**YOUR TASK**
Pull out every line below holding the word "change".

━━━━━━

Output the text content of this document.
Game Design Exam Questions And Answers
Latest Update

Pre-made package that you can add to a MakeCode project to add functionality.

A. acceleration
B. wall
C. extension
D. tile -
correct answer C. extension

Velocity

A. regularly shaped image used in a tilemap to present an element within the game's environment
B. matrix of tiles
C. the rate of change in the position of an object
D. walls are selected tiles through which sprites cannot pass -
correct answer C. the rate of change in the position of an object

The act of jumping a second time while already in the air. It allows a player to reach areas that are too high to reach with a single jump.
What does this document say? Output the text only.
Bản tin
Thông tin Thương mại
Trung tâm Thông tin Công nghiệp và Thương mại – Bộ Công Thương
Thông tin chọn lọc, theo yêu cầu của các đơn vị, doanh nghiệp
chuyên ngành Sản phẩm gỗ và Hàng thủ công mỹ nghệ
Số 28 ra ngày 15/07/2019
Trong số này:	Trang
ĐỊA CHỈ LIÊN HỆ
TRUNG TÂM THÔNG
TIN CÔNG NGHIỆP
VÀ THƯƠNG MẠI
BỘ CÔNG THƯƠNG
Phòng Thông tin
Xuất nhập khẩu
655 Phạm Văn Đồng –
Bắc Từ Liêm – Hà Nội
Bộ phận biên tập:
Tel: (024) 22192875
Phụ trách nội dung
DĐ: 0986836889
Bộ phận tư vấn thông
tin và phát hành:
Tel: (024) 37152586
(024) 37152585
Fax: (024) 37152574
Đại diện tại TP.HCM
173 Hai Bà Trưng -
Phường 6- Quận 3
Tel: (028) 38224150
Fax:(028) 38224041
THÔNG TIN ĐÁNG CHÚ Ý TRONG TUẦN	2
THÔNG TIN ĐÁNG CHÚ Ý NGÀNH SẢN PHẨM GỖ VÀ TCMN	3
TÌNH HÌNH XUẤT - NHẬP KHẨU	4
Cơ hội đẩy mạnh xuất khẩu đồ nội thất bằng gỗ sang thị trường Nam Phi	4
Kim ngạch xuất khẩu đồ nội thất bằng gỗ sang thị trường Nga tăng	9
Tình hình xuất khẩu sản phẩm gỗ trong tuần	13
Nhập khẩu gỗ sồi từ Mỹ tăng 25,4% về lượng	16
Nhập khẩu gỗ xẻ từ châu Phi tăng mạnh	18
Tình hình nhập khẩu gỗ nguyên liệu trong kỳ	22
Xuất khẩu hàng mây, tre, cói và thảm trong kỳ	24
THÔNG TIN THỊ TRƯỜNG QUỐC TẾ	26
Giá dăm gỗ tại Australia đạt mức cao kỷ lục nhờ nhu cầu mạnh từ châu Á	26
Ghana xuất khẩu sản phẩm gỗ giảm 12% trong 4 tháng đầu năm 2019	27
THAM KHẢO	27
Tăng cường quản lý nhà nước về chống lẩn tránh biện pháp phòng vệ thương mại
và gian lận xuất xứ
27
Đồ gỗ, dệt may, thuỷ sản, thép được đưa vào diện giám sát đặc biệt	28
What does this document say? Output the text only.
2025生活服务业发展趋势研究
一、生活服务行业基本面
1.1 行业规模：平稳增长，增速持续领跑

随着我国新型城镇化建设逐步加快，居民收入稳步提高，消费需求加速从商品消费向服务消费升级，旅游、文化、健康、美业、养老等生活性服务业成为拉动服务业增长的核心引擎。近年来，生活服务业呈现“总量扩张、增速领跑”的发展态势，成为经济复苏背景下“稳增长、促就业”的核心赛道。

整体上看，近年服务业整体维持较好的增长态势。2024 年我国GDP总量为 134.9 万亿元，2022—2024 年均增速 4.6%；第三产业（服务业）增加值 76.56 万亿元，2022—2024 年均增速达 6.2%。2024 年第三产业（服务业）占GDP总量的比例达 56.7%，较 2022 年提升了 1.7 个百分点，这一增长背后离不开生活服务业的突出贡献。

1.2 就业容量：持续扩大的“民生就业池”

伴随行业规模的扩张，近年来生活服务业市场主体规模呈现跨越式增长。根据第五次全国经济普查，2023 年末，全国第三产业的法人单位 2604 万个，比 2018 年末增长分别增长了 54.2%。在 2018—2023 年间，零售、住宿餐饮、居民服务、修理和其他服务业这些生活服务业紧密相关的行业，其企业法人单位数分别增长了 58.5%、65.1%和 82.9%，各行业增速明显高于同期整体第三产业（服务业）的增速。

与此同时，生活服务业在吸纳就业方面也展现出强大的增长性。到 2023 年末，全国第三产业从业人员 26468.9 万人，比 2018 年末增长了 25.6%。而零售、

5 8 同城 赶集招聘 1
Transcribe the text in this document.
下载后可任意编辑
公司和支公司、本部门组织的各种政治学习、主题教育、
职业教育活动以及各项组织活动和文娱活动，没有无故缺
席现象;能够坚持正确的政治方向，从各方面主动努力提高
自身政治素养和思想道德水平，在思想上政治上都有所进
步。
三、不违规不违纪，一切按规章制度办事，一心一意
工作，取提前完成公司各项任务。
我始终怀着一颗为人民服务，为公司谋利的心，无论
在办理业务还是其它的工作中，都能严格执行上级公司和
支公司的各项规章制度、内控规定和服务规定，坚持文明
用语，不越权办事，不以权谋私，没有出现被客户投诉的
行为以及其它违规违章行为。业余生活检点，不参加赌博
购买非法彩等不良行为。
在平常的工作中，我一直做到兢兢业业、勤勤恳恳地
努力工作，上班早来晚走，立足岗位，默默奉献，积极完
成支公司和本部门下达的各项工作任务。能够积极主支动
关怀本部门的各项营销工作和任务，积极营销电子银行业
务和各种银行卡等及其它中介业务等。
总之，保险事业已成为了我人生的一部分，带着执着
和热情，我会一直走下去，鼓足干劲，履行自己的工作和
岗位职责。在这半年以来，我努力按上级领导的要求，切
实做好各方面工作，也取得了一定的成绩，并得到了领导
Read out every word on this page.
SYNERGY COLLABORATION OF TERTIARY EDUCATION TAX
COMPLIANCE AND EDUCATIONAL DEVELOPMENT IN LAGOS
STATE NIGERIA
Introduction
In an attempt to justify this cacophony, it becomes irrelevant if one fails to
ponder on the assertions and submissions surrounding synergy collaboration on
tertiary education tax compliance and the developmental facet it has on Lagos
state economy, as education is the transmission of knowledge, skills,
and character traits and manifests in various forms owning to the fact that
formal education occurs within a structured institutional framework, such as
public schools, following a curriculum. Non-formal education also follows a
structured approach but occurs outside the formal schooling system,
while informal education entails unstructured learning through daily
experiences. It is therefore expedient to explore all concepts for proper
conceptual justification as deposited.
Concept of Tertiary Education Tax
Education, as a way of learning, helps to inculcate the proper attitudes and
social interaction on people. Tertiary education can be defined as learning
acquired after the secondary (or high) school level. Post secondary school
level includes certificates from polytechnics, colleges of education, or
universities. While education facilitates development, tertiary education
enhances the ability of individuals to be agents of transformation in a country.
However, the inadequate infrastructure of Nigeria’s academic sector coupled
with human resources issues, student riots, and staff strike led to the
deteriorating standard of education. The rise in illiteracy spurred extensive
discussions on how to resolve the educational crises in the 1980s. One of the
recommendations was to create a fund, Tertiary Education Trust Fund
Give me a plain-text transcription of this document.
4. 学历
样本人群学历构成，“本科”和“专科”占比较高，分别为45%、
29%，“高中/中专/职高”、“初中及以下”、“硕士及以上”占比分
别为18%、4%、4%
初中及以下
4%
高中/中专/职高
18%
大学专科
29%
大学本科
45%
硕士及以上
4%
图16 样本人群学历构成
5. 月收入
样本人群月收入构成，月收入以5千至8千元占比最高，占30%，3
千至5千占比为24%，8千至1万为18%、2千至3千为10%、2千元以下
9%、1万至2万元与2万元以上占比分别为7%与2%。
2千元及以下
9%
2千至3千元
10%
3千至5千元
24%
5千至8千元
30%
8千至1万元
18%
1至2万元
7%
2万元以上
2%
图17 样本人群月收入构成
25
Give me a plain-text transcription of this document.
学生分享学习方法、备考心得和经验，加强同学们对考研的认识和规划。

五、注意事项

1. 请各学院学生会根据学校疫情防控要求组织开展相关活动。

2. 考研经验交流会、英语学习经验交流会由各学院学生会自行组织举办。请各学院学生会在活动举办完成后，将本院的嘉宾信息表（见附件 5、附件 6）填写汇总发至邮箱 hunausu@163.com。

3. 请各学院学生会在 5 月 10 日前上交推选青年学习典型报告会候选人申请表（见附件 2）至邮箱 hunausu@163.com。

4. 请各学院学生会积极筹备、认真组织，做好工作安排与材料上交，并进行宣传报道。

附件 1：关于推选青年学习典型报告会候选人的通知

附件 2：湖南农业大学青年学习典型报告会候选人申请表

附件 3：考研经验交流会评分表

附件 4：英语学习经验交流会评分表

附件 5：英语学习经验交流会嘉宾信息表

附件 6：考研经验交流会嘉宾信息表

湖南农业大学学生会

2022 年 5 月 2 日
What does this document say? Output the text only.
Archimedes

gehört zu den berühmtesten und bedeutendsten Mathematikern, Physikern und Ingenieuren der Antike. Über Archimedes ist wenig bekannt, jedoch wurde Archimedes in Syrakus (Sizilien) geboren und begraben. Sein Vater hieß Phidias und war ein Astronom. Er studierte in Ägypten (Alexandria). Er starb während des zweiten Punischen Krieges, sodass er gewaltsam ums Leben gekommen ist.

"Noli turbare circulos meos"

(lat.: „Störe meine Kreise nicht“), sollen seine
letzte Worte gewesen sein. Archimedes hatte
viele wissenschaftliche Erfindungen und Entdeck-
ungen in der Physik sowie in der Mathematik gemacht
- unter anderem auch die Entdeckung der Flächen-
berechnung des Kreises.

━━━━━━

**TASK ANSWER**
C. the rate of change in the position of an object
correct answer C. the rate of change in the position of an object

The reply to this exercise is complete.